***** Data shown *****

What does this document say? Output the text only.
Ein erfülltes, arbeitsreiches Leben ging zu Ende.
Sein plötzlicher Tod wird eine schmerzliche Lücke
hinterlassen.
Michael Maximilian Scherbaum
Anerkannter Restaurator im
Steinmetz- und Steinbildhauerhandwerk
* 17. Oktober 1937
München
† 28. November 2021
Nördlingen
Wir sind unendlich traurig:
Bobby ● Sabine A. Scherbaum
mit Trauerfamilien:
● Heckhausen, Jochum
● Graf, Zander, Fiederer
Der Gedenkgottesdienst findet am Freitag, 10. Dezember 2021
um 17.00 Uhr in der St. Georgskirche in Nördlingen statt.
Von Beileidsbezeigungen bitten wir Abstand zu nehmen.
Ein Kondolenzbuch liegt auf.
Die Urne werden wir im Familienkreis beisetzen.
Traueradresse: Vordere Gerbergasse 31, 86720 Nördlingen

*****
***** Data shown *****

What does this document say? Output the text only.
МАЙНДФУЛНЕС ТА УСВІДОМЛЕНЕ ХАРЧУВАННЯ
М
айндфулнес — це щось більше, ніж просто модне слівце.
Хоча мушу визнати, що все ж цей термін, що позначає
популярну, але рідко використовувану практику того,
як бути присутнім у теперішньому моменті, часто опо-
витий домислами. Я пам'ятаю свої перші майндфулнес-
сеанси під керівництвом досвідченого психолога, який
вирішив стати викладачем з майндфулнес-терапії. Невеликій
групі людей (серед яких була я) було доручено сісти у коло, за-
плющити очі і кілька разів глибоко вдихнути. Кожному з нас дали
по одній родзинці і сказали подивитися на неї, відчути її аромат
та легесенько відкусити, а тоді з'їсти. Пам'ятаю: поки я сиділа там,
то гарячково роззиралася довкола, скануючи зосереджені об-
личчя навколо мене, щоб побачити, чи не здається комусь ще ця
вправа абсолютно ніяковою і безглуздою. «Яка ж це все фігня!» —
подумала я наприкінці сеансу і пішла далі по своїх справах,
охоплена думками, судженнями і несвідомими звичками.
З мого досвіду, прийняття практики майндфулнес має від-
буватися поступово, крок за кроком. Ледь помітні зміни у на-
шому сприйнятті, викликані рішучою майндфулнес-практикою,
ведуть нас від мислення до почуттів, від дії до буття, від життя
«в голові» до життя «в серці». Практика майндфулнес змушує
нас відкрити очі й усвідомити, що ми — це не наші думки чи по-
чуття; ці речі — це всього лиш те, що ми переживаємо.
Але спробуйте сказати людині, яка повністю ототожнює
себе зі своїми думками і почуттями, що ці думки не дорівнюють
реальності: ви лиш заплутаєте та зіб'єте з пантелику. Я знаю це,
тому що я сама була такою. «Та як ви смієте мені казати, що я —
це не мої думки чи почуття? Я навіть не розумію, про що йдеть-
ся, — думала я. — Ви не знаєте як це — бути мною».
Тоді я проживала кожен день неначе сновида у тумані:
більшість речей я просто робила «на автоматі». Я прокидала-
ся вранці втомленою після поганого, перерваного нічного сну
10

*****
***** Data shown *****

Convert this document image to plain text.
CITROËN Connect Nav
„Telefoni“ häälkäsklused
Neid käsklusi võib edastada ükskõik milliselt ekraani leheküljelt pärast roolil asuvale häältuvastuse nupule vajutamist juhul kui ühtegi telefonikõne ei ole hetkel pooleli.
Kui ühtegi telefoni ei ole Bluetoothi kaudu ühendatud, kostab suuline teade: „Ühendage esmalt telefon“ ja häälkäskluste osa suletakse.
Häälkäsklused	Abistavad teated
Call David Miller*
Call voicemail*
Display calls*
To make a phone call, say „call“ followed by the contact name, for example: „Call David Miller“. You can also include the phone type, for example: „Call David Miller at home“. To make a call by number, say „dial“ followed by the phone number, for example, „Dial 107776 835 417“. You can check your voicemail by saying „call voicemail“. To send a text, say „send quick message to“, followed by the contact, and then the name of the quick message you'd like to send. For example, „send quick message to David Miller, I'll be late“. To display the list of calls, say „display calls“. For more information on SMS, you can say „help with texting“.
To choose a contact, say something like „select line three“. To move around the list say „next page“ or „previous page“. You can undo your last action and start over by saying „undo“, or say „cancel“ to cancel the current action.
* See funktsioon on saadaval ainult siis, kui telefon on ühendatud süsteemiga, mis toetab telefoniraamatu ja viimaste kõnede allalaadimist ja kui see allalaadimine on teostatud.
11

*****

> [Goal of the exercise]:
In the data above, tally the lines holding "ятаю" and answer with the figure only.

> [Exercise response]:
2